• **YOUR OBJECTIVE**
Locate the lines where "bell" occurs and copy them as they stand.
--- RECORDS FOR THIS TASK ---
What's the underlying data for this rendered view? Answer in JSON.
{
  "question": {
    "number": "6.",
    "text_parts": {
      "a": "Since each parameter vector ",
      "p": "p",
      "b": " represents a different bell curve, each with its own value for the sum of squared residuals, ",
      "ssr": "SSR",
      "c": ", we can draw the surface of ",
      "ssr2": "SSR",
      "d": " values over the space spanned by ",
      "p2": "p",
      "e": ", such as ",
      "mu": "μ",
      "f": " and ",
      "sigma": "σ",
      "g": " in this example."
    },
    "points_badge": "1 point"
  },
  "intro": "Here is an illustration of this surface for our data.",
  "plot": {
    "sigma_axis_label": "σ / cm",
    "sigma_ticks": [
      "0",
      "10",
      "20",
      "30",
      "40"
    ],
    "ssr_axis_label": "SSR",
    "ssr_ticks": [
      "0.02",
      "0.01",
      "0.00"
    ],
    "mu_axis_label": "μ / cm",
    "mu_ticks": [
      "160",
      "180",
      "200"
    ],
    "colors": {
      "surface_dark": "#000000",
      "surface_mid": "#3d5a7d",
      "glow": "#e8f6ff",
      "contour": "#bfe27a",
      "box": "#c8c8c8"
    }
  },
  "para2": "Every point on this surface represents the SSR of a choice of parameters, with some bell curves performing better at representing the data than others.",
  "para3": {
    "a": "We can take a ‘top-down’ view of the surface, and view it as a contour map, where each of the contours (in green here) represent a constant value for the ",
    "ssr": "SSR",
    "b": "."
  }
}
---
• **OUTPUT FOR THIS EXERCISE**
      "b": " represents a different bell curve, each with its own value for the sum of squared residuals, ",
  "para2": "Every point on this surface represents the SSR of a choice of parameters, with some bell curves performing better at representing the data than others.",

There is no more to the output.